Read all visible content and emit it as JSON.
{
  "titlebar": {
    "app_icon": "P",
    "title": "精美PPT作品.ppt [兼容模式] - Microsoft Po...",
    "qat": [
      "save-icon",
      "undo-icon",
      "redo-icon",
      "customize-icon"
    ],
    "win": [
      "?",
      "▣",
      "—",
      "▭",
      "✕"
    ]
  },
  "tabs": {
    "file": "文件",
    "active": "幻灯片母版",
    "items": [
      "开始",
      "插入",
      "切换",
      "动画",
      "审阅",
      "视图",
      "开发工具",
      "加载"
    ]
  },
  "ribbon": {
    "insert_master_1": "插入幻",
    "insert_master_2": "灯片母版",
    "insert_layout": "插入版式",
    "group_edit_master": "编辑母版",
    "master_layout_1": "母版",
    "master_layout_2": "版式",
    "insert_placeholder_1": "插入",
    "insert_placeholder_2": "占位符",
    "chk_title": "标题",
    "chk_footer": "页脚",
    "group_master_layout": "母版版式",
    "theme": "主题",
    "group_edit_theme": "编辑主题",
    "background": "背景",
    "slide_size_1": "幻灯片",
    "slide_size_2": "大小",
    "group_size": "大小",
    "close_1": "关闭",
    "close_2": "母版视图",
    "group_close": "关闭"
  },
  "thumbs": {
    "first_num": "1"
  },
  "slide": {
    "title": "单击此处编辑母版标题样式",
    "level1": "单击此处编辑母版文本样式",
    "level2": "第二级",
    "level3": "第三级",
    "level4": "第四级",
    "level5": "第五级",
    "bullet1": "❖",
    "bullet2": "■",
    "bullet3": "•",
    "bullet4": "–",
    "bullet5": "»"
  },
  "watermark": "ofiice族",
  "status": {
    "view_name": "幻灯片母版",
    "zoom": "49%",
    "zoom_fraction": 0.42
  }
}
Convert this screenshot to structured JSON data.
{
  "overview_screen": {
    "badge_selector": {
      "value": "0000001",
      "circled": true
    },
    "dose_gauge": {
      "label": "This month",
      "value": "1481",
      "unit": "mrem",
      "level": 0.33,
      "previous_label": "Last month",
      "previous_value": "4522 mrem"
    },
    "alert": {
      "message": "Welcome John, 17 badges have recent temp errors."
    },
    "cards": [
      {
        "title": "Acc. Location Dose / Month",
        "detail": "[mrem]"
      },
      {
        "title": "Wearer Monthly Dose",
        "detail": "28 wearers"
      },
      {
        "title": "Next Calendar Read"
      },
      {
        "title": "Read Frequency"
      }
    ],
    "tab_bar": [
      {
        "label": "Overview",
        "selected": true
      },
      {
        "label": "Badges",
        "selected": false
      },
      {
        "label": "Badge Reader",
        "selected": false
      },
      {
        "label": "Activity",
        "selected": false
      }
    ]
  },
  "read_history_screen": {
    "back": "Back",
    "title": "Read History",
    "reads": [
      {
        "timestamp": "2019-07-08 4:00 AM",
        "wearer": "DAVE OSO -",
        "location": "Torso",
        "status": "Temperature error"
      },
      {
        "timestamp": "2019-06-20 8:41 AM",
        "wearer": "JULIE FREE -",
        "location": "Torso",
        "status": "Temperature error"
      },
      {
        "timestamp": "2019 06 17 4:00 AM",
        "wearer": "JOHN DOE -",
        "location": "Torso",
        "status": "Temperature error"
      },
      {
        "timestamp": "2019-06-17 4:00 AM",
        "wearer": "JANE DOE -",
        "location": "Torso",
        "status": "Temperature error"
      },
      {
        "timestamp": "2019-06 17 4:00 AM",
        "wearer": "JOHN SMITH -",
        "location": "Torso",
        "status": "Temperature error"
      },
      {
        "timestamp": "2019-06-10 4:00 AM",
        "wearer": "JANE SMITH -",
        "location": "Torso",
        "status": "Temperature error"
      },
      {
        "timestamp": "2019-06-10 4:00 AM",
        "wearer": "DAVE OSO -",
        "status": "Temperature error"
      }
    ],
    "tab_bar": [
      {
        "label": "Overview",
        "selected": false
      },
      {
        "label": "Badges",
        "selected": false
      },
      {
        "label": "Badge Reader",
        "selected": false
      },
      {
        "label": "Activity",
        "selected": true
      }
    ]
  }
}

================================

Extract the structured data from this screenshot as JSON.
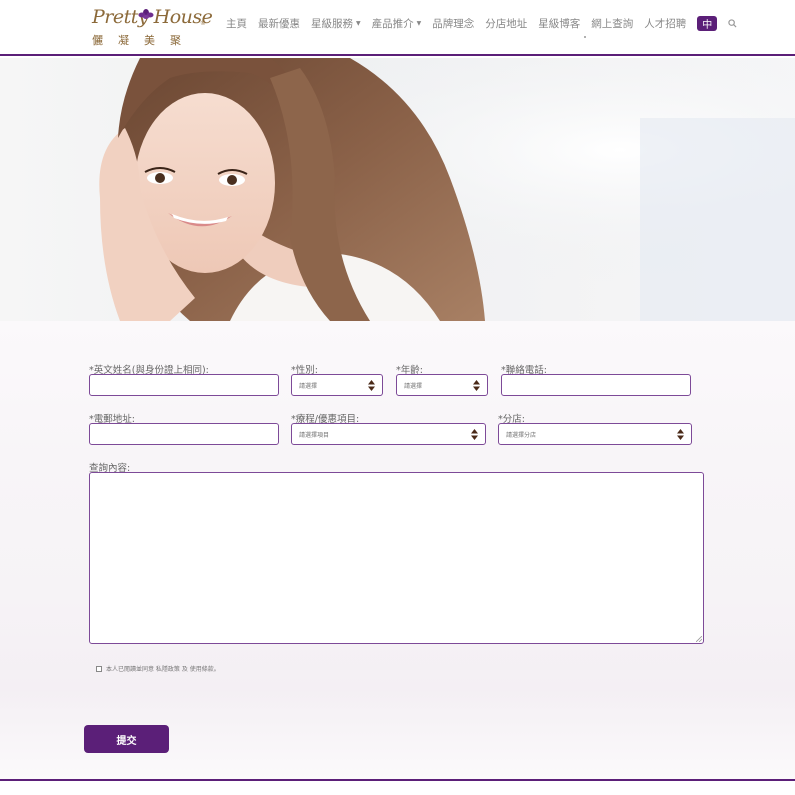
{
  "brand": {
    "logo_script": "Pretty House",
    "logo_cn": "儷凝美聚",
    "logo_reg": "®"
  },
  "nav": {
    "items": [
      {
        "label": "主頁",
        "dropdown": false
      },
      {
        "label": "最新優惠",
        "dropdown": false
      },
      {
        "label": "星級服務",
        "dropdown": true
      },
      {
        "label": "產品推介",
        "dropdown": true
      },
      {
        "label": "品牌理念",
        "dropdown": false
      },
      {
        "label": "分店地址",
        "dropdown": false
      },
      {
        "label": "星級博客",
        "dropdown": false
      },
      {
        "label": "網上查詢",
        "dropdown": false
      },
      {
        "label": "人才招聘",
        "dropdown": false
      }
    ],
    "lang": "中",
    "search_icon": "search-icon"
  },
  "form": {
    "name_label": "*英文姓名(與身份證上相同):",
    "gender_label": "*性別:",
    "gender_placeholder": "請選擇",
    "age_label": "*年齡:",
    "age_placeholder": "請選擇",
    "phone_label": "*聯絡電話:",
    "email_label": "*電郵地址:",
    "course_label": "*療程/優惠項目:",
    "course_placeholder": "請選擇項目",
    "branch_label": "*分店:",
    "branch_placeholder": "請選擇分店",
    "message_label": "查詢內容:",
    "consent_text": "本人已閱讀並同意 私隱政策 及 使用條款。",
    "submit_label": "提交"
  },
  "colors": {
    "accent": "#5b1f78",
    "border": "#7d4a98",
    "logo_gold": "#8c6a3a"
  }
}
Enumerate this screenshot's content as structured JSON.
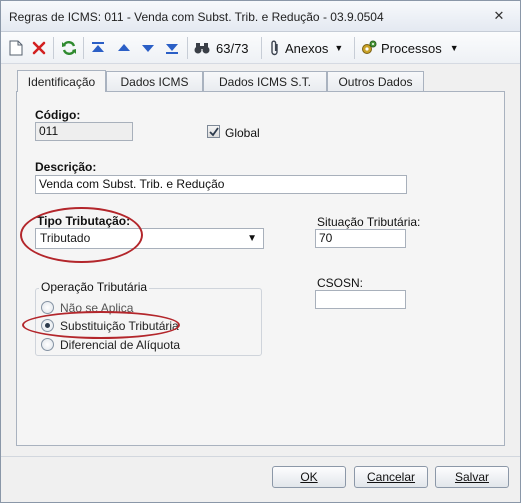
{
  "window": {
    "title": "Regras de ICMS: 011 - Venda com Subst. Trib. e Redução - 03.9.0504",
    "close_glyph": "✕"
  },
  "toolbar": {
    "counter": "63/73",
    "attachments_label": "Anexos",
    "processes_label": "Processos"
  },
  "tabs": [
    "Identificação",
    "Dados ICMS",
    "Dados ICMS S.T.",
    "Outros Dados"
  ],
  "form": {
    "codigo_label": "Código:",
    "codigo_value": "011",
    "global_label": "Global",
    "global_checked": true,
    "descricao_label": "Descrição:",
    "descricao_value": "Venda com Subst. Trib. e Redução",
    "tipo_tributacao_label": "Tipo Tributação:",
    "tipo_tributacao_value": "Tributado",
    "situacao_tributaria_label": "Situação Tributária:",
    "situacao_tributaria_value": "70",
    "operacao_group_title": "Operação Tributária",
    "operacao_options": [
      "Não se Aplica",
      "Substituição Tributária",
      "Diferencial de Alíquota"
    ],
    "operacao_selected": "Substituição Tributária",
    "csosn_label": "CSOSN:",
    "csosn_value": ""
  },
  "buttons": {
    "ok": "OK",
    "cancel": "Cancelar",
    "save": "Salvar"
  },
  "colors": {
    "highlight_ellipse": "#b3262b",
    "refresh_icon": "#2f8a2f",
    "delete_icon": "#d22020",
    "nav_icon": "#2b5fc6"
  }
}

================================

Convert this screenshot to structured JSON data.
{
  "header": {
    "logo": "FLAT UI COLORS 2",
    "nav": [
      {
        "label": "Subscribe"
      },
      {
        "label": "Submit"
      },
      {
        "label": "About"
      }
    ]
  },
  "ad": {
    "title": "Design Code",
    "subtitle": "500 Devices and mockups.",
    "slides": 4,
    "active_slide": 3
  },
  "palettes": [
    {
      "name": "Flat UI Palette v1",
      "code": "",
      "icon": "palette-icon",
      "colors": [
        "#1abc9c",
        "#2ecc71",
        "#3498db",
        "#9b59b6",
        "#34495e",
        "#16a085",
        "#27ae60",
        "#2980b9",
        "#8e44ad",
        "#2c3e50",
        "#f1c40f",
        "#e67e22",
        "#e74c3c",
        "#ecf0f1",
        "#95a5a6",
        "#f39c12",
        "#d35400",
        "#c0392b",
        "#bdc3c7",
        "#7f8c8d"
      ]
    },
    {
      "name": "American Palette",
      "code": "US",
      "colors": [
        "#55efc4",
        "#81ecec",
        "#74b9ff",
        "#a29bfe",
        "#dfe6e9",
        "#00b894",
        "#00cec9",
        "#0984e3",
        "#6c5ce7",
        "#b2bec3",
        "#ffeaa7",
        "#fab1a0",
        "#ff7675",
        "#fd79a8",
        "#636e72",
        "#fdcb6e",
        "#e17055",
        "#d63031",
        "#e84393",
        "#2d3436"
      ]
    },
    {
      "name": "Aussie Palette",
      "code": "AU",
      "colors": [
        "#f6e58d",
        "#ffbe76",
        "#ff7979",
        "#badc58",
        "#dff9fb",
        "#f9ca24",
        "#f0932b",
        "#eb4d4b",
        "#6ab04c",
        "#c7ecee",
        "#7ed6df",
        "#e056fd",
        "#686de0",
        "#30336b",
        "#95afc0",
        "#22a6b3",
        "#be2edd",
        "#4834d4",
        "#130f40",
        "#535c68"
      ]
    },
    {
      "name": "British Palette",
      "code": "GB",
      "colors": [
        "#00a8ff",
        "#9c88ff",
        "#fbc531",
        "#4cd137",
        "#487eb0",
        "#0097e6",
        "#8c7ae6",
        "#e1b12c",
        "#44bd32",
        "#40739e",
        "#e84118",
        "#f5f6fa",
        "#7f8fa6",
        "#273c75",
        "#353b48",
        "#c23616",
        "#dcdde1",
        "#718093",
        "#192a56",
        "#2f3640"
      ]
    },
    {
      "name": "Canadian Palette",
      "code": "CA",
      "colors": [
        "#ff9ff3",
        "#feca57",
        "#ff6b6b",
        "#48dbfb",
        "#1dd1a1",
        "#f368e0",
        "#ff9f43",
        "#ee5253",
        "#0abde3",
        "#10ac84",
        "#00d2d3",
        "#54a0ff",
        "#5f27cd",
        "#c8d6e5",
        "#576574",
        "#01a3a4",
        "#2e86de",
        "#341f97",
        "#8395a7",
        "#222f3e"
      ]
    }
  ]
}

================================

#### [TASK DETAILS]
State the number of lines that contain the string "Redução", with no other words.

#### [ANSWER FOR THIS EXERCISE]
2